**TRECHO FORNECIDO**
#####

E isso com a apoio do Ministro da Guerra Gen Caetano de Faria e do seguinte pensamento expresso pelos Jovens Turcos no editorial da Revista :

"Nos estamos profundamente convencidos de que só se corrige o que se critica. De que criticar é um dever e de que o progresso é obra de dissidentes. Esta revista A Defesa Nacional para exercer o direito que todos temos, de julgar as coisas que nos afetam, segundo o nosso modo de ver, e de darmos a nossa opinião a respeito."

Esta atitude e propósito estimulou o espírito militar criador e ajudou o Exército a progredir, a despeito das "Parelhas-troncos", denominação dos comodistas e conformados que se opunham e reagiam aos reformadores "Jovens Turcos" .

É dessa época a criação do Campo de Instrução do Gericinó, do Campo de Aviação dos Afonsos e de nossa Aviação Militar .

Antes do término da 1a Guerra, o Exército enviou à Europa uma Comissão de Compras de Equipamento e para absorver a doutrina militar da época, lutando.

Entre os 24 oficiais, incluindo aviadores, destacaram-se o Tem- Cel José Fernandes Leite de Castro e o Ten José Pessoa. De retorno, com a Revolução de 30, um foi guindado ao Ministério do Exército, e o outro, como coronel, no comando da Escola Militar do Realengo, onde, em conjunto, a modernizaram e a atualizaram profissionalmente e idealizaram a AMAN com todas a suas tradições cinqüentenárias, consolidando-se o profissionalismo militar.

#####

**EXTRATOS DA LISTAGEM**

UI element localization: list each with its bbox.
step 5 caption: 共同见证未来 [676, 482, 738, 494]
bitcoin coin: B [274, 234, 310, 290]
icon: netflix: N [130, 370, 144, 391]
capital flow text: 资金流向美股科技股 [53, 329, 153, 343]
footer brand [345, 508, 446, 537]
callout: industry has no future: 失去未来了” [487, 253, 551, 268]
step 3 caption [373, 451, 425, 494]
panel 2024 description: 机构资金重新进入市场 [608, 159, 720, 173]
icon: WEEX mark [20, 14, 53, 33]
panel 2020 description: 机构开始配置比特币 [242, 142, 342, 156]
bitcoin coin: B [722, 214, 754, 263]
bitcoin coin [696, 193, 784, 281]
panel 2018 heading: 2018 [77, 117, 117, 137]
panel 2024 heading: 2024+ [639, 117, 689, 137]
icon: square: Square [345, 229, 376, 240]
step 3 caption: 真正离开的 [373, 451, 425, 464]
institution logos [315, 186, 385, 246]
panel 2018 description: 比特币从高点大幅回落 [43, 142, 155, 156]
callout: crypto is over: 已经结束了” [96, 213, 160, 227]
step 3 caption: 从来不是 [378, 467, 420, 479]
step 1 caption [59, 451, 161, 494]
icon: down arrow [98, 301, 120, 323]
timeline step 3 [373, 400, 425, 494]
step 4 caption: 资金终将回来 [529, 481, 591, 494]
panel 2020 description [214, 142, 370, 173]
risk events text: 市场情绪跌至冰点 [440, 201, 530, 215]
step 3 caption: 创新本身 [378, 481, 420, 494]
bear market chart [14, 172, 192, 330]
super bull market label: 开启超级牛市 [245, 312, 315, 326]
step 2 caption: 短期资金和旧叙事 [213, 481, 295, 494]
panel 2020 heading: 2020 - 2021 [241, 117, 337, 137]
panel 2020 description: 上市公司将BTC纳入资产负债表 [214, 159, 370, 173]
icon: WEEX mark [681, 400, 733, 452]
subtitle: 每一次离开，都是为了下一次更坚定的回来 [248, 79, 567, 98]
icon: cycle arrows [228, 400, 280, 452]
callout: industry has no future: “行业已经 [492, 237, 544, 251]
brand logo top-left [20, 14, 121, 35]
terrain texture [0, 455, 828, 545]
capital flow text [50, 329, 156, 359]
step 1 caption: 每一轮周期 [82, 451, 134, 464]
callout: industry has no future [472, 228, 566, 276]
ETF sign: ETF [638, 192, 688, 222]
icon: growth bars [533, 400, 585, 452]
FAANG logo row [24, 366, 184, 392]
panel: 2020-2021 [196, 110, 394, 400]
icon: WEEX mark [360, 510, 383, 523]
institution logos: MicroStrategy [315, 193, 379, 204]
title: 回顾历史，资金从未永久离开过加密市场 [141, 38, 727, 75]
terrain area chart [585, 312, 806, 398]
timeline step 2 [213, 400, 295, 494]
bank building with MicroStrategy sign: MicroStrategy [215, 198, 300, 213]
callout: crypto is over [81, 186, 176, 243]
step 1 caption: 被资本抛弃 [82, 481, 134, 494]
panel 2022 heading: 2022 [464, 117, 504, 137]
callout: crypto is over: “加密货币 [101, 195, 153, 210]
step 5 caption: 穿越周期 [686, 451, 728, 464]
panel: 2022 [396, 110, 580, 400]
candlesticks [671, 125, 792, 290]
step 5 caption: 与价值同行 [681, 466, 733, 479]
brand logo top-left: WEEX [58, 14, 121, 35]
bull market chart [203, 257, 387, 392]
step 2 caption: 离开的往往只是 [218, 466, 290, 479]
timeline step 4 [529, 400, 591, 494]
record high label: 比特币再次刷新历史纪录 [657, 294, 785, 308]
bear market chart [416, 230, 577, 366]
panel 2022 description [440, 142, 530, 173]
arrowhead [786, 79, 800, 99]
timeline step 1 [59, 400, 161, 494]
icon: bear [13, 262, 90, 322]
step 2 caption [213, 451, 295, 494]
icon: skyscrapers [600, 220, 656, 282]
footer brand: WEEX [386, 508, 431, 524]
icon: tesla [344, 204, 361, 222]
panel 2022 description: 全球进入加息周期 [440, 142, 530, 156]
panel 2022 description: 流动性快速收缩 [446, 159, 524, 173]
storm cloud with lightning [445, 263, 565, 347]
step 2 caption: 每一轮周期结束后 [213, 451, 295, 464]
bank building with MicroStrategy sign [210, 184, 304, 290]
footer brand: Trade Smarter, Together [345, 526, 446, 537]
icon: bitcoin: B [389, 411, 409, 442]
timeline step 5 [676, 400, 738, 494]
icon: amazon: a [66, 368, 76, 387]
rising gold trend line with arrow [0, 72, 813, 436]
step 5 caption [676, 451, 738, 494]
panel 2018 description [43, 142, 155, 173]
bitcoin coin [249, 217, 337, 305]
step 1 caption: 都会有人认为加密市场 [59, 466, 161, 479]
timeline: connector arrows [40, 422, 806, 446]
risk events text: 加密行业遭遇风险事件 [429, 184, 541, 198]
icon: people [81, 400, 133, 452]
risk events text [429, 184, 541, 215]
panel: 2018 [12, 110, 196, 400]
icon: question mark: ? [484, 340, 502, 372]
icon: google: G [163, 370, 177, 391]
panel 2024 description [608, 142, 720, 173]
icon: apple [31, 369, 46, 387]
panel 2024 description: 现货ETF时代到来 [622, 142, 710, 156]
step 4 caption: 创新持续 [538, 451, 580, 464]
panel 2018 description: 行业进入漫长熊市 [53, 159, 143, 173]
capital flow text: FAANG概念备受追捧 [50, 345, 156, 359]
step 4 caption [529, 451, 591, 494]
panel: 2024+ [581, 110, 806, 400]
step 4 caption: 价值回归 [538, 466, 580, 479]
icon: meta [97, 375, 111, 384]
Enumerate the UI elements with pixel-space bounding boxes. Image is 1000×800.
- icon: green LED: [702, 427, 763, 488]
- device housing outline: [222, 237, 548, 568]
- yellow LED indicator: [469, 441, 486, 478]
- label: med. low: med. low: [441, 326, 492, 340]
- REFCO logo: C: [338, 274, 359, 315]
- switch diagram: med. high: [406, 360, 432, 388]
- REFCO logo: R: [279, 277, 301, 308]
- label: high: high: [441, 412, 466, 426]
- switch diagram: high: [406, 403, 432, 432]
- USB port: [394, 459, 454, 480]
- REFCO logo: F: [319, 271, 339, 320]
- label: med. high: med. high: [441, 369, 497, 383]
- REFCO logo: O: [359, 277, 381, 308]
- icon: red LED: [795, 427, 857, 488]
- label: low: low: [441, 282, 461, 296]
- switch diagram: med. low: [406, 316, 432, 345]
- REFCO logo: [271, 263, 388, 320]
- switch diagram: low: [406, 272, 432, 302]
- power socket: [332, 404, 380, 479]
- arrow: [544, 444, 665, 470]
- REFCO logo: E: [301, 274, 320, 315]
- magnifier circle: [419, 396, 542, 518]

#####

**TAREFA A REALIZAR**
Extraia do trecho sobre os Jovens Turcos a parte que começa nas palavras "Esta atitude e" e vai até "da época, lutando.", inclusive, sem alterar nada. A listagem não tem papel algum nesta tarefa.

**RESULTADO DA TAREFA**
Esta atitude e propósito estimulou o espírito militar criador e ajudou o Exército a progredir, a despeito das "Parelhas-troncos", denominação dos comodistas e conformados que se opunham e reagiam aos reformadores "Jovens Turcos" .

É dessa época a criação do Campo de Instrução do Gericinó, do Campo de Aviação dos Afonsos e de nossa Aviação Militar .

Antes do término da 1a Guerra, o Exército enviou à Europa uma Comissão de Compras de Equipamento e para absorver a doutrina militar da época, lutando.